Go over the entries below line by line, copying each one that contains the word "OWNERSHIP".

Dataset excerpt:
● ● ● ● ●

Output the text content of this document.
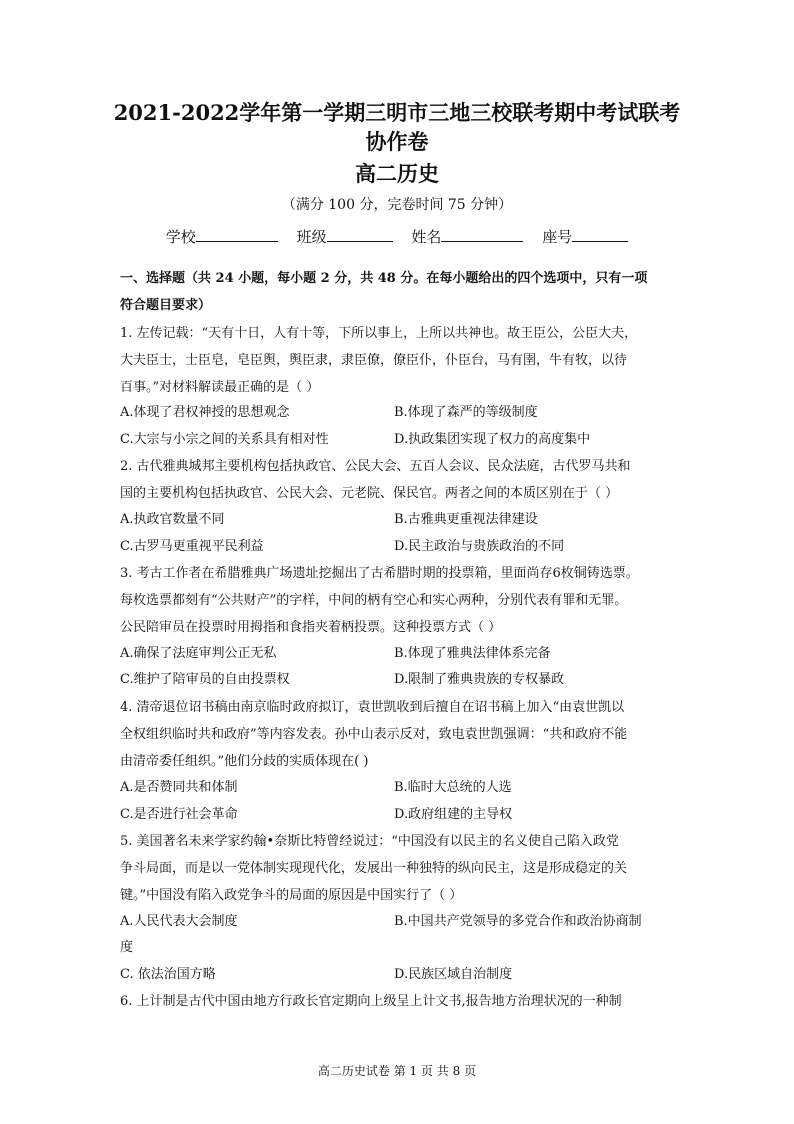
2021-2022学年第一学期三明市三地三校联考期中考试联考
协作卷
高二历史
（满分 100 分，完卷时间 75 分钟）
学校	班级	姓名	座号
一、选择题（共 24 小题，每小题 2 分，共 48 分。在每小题给出的四个选项中，只有一项
符合题目要求）
1. 左传记载：“天有十日，人有十等，下所以事上，上所以共神也。故王臣公，公臣大夫，
大夫臣士，士臣皂，皂臣舆，舆臣隶，隶臣僚，僚臣仆，仆臣台，马有圉，牛有牧，以待
百事。”对材料解读最正确的是（ ）
A.体现了君权神授的思想观念	B.体现了森严的等级制度
C.大宗与小宗之间的关系具有相对性	D.执政集团实现了权力的高度集中
2. 古代雅典城邦主要机构包括执政官、公民大会、五百人会议、民众法庭，古代罗马共和
国的主要机构包括执政官、公民大会、元老院、保民官。两者之间的本质区别在于（ ）
A.执政官数量不同	B.古雅典更重视法律建设
C.古罗马更重视平民利益	D.民主政治与贵族政治的不同
3. 考古工作者在希腊雅典广场遗址挖掘出了古希腊时期的投票箱，里面尚存6枚铜铸选票。
每枚选票都刻有“公共财产”的字样，中间的柄有空心和实心两种，分别代表有罪和无罪。
公民陪审员在投票时用拇指和食指夹着柄投票。这种投票方式（ ）
A.确保了法庭审判公正无私	B.体现了雅典法律体系完备
C.维护了陪审员的自由投票权	D.限制了雅典贵族的专权暴政
4. 清帝退位诏书稿由南京临时政府拟订，袁世凯收到后擅自在诏书稿上加入“由袁世凯以
全权组织临时共和政府”等内容发表。孙中山表示反对，致电袁世凯强调：“共和政府不能
由清帝委任组织。”他们分歧的实质体现在( )
A.是否赞同共和体制	B.临时大总统的人选
C.是否进行社会革命	D.政府组建的主导权
5. 美国著名未来学家约翰•奈斯比特曾经说过：“中国没有以民主的名义使自己陷入政党
争斗局面，而是以一党体制实现现代化，发展出一种独特的纵向民主，这是形成稳定的关
键。”中国没有陷入政党争斗的局面的原因是中国实行了（ ）
A.人民代表大会制度	B.中国共产党领导的多党合作和政治协商制
度
C. 依法治国方略	D.民族区域自治制度
6. 上计制是古代中国由地方行政长官定期向上级呈上计文书,报告地方治理状况的一种制
高二历史试卷 第 1 页 共 8 页
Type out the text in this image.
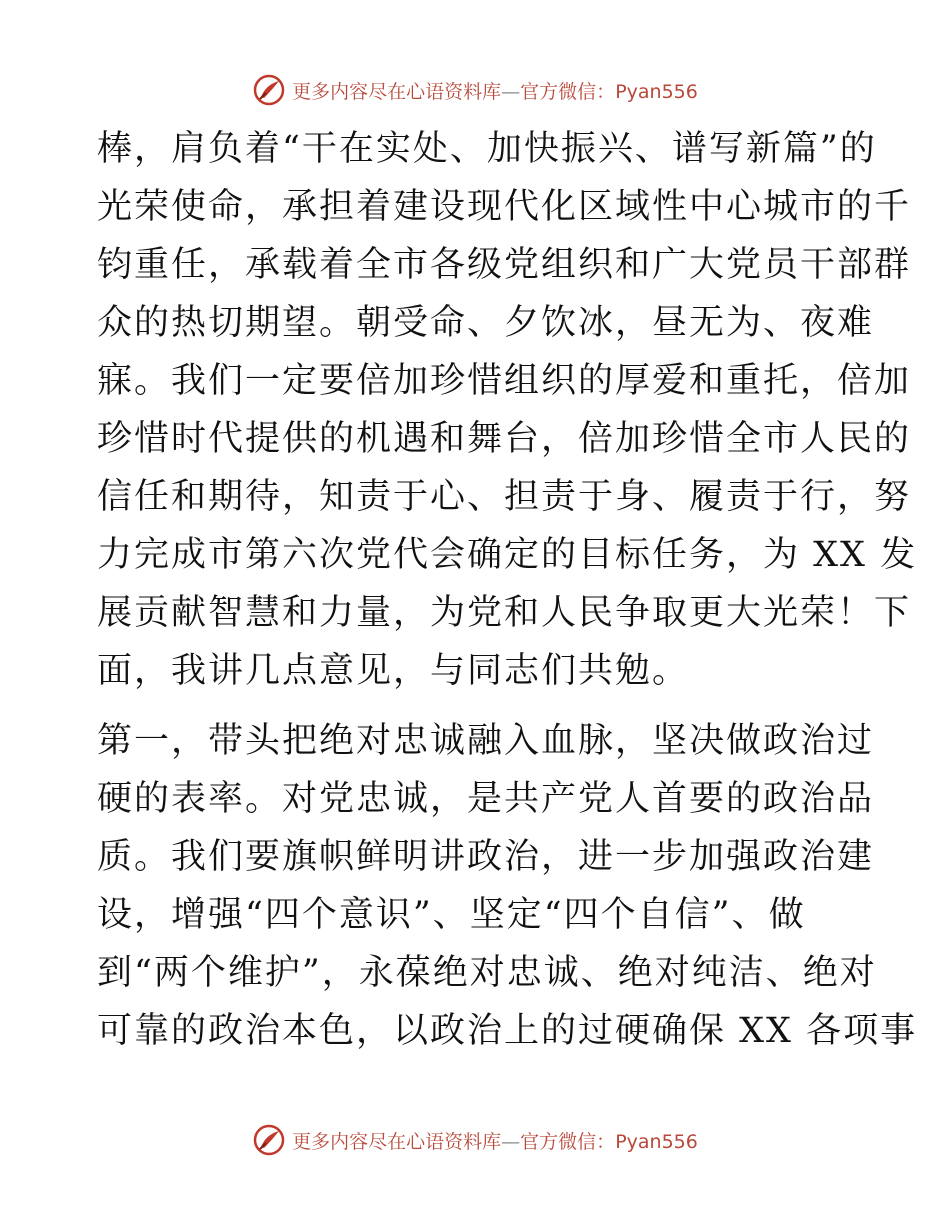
更多内容尽在心语资料库—官方微信：Pyan556
棒，肩负着“干在实处、加快振兴、谱写新篇”的
光荣使命，承担着建设现代化区域性中心城市的千
钧重任，承载着全市各级党组织和广大党员干部群
众的热切期望。朝受命、夕饮冰，昼无为、夜难
寐。我们一定要倍加珍惜组织的厚爱和重托，倍加
珍惜时代提供的机遇和舞台，倍加珍惜全市人民的
信任和期待，知责于心、担责于身、履责于行，努
力完成市第六次党代会确定的目标任务，为 XX 发
展贡献智慧和力量，为党和人民争取更大光荣！下
面，我讲几点意见，与同志们共勉。
第一，带头把绝对忠诚融入血脉，坚决做政治过
硬的表率。对党忠诚，是共产党人首要的政治品
质。我们要旗帜鲜明讲政治，进一步加强政治建
设，增强“四个意识”、坚定“四个自信”、做
到“两个维护”，永葆绝对忠诚、绝对纯洁、绝对
可靠的政治本色，以政治上的过硬确保 XX 各项事
更多内容尽在心语资料库—官方微信：Pyan556
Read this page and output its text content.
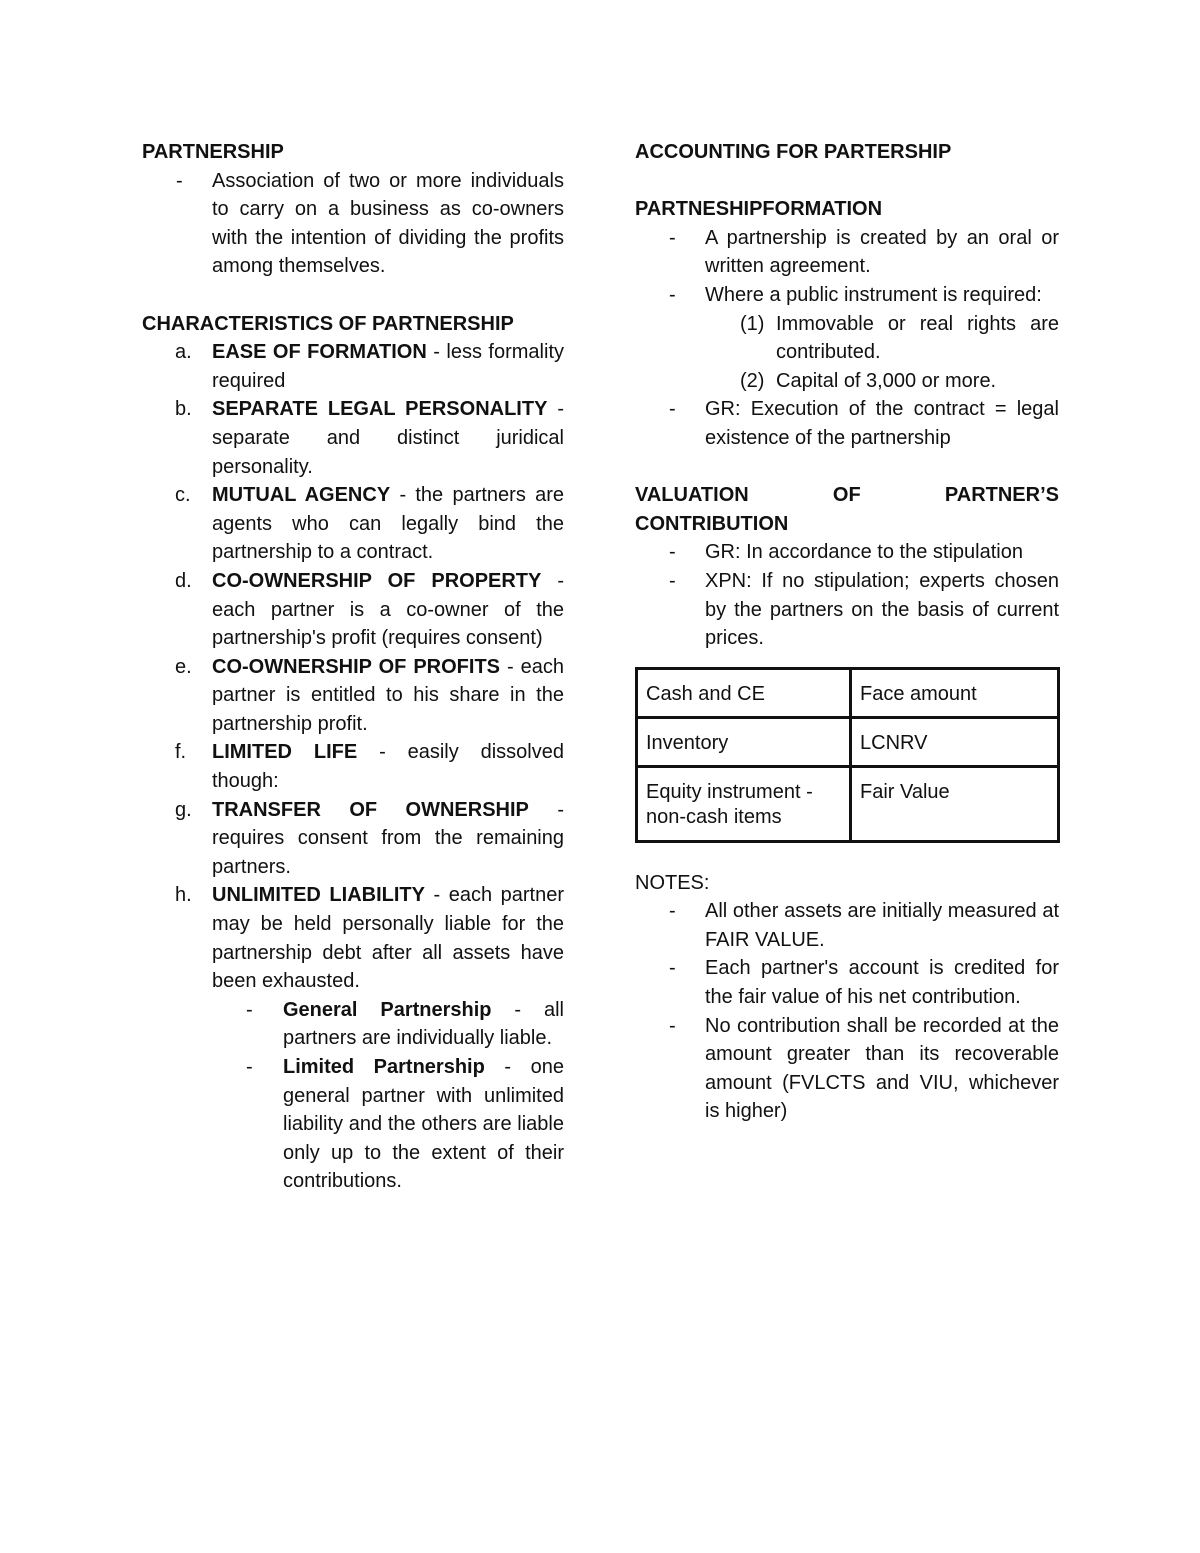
PARTNERSHIP

- Association of two or more individuals to carry on a business as co-owners with the intention of dividing the profits among themselves.

CHARACTERISTICS OF PARTNERSHIP

a. EASE OF FORMATION - less formality required
b. SEPARATE LEGAL PERSONALITY - separate and distinct juridical personality.
c. MUTUAL AGENCY - the partners are agents who can legally bind the partnership to a contract.
d. CO-OWNERSHIP OF PROPERTY - each partner is a co-owner of the partnership's profit (requires consent)
e. CO-OWNERSHIP OF PROFITS - each partner is entitled to his share in the partnership profit.
f. LIMITED LIFE - easily dissolved though:
g. TRANSFER OF OWNERSHIP - requires consent from the remaining partners.
h. UNLIMITED LIABILITY - each partner may be held personally liable for the partnership debt after all assets have been exhausted.
- General Partnership - all partners are individually liable.
- Limited Partnership - one general partner with unlimited liability and the others are liable only up to the extent of their contributions.

ACCOUNTING FOR PARTERSHIP

PARTNESHIPFORMATION

- A partnership is created by an oral or written agreement.
- Where a public instrument is required:
(1) Immovable or real rights are contributed.
(2) Capital of 3,000 or more.
- GR: Execution of the contract = legal existence of the partnership

VALUATION OF PARTNER’S

CONTRIBUTION

- GR: In accordance to the stipulation
- XPN: If no stipulation; experts chosen by the partners on the basis of current prices.
Cash and CE	Face amount
Inventory	LCNRV
Equity instrument - non-cash items	Fair Value

NOTES:

- All other assets are initially measured at FAIR VALUE.
- Each partner's account is credited for the fair value of his net contribution.
- No contribution shall be recorded at the amount greater than its recoverable amount (FVLCTS and VIU, whichever is higher)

● ● ● ● ●

## Output of the exercise
d. CO-OWNERSHIP OF PROPERTY - each partner is a co-owner of the partnership's profit (requires consent)
e. CO-OWNERSHIP OF PROFITS - each partner is entitled to his share in the partnership profit.
g. TRANSFER OF OWNERSHIP - requires consent from the remaining partners.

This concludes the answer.